*Description of the task*
Pull every "hProcess" line out of the data below.

*Records shown*
• • • •
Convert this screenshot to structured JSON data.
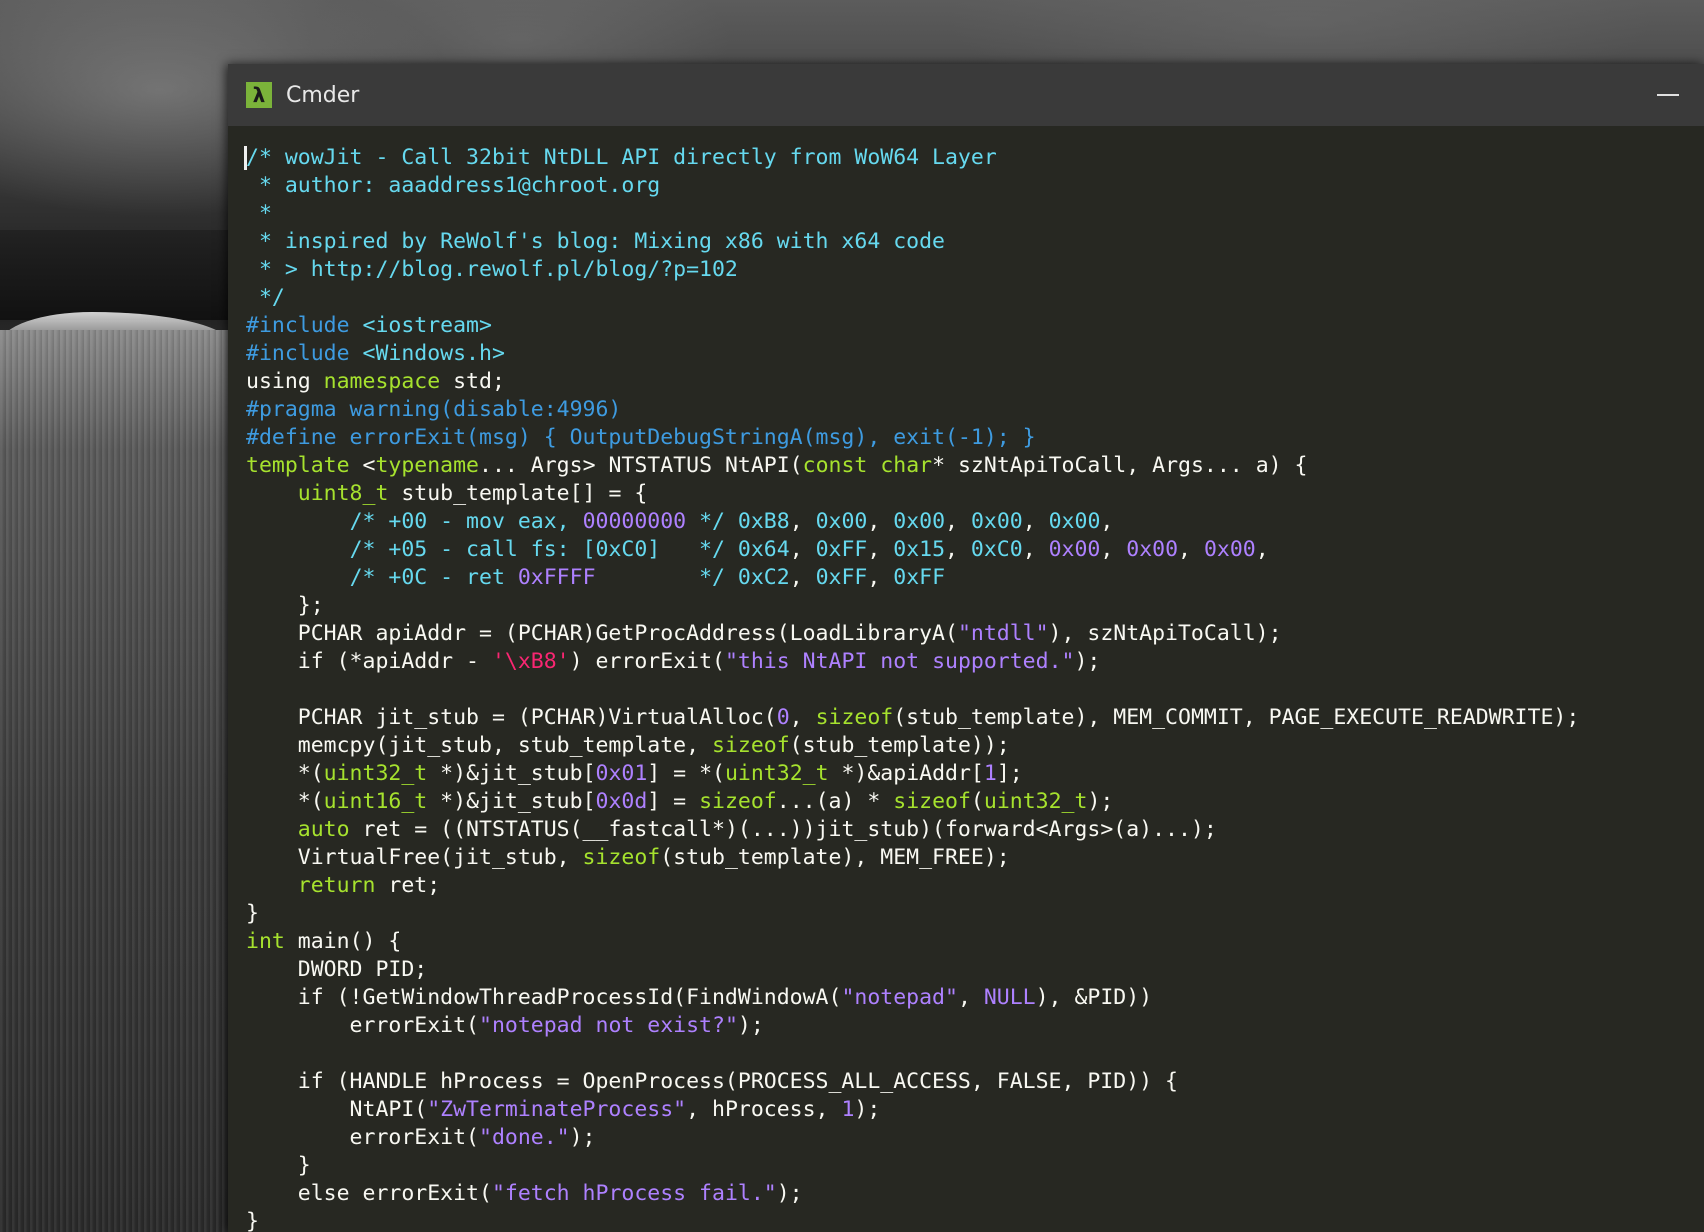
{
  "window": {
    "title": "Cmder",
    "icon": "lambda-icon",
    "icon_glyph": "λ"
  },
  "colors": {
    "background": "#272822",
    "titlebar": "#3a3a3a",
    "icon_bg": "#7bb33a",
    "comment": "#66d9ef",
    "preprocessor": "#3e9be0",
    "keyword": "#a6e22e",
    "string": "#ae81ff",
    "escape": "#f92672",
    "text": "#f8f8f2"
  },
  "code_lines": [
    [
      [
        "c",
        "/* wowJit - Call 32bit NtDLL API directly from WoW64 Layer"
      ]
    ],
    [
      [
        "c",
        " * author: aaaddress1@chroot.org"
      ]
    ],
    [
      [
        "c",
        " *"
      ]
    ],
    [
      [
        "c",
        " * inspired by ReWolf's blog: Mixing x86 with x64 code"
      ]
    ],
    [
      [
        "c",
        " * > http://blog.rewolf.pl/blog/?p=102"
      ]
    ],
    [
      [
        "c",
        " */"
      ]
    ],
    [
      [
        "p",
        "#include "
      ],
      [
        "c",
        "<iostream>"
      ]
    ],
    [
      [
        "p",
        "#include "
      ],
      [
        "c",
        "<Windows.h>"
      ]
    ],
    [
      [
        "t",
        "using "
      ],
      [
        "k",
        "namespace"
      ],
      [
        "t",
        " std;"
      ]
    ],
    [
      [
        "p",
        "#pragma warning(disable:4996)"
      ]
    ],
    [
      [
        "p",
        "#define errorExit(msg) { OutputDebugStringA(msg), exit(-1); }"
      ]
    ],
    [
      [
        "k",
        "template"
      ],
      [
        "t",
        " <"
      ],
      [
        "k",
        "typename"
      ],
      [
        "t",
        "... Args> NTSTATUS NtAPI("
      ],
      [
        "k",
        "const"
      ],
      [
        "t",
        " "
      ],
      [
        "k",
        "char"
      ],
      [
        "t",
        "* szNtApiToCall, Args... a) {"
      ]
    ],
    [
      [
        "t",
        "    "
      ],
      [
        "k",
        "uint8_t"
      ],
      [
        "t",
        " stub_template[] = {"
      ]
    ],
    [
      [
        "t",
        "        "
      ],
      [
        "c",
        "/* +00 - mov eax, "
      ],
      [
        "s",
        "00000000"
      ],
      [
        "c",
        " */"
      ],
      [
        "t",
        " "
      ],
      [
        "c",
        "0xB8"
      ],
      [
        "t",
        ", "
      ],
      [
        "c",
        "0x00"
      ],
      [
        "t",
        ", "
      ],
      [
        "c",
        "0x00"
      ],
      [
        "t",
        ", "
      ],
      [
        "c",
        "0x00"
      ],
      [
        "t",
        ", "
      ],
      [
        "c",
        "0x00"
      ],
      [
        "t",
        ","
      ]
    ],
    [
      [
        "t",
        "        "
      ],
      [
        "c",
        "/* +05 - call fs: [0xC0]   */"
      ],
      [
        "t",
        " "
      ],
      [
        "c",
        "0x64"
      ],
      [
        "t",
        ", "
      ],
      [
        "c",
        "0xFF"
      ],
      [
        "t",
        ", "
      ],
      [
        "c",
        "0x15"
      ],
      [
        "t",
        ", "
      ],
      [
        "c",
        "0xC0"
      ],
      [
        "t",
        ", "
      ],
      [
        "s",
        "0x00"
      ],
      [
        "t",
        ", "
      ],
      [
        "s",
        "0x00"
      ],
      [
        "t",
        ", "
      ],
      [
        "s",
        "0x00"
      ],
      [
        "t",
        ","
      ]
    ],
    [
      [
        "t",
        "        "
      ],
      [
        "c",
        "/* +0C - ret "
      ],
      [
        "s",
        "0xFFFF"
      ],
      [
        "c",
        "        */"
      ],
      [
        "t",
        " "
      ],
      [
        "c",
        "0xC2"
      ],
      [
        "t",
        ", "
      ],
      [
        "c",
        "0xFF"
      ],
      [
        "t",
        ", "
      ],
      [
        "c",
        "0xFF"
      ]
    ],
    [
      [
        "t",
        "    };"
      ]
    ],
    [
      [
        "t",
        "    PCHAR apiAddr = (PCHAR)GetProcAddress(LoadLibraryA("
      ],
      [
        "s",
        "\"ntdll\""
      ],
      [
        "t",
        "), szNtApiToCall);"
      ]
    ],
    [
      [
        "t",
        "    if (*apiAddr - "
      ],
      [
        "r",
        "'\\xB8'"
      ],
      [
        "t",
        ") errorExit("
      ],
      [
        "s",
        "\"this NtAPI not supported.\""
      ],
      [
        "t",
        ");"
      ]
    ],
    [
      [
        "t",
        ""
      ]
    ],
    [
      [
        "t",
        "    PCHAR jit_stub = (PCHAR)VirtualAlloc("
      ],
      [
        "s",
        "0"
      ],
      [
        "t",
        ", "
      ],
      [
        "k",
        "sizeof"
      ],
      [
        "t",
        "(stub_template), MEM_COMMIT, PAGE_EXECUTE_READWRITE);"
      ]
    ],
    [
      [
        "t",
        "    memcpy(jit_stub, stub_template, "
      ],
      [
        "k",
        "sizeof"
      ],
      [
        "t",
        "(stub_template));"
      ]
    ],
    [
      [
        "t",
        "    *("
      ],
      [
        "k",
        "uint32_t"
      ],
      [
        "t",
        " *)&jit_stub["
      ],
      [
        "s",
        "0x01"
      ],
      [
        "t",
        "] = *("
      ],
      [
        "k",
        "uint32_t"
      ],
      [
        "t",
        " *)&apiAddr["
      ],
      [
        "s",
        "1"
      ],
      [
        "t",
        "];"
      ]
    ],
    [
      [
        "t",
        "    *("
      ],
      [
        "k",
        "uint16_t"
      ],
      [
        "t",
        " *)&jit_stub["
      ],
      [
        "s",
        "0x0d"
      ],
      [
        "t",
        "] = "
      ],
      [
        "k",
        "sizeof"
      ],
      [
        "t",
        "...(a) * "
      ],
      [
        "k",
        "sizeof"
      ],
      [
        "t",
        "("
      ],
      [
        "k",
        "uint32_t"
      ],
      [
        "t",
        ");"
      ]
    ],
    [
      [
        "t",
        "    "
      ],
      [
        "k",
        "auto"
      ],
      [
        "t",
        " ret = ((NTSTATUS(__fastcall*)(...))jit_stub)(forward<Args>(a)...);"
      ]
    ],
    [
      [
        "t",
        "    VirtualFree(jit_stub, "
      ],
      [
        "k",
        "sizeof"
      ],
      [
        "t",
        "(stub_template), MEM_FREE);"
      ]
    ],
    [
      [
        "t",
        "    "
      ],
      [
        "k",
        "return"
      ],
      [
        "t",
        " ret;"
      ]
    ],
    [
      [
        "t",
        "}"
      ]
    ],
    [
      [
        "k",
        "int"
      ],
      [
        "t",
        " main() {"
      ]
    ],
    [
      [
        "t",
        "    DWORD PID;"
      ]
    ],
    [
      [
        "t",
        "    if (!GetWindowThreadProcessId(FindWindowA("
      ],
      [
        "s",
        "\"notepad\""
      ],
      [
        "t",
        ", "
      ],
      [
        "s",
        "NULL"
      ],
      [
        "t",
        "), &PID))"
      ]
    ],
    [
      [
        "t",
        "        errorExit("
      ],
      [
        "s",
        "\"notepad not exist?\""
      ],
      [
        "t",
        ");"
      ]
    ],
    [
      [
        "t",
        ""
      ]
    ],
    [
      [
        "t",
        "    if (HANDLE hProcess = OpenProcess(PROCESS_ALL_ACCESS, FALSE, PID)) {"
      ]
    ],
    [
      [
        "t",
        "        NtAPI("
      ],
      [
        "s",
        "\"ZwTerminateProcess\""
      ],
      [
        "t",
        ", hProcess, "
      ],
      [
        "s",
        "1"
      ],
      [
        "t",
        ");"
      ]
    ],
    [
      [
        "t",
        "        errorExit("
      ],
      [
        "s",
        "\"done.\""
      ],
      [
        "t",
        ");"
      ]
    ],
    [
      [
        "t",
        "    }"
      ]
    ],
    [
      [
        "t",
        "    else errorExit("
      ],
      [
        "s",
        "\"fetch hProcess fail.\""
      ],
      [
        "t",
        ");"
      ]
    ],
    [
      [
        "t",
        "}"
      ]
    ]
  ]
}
• • • •
*Exercise response*
        "    if (HANDLE hProcess = OpenProcess(PROCESS_ALL_ACCESS, FALSE, PID)) {"
        ", hProcess, "
        "\"fetch hProcess fail.\""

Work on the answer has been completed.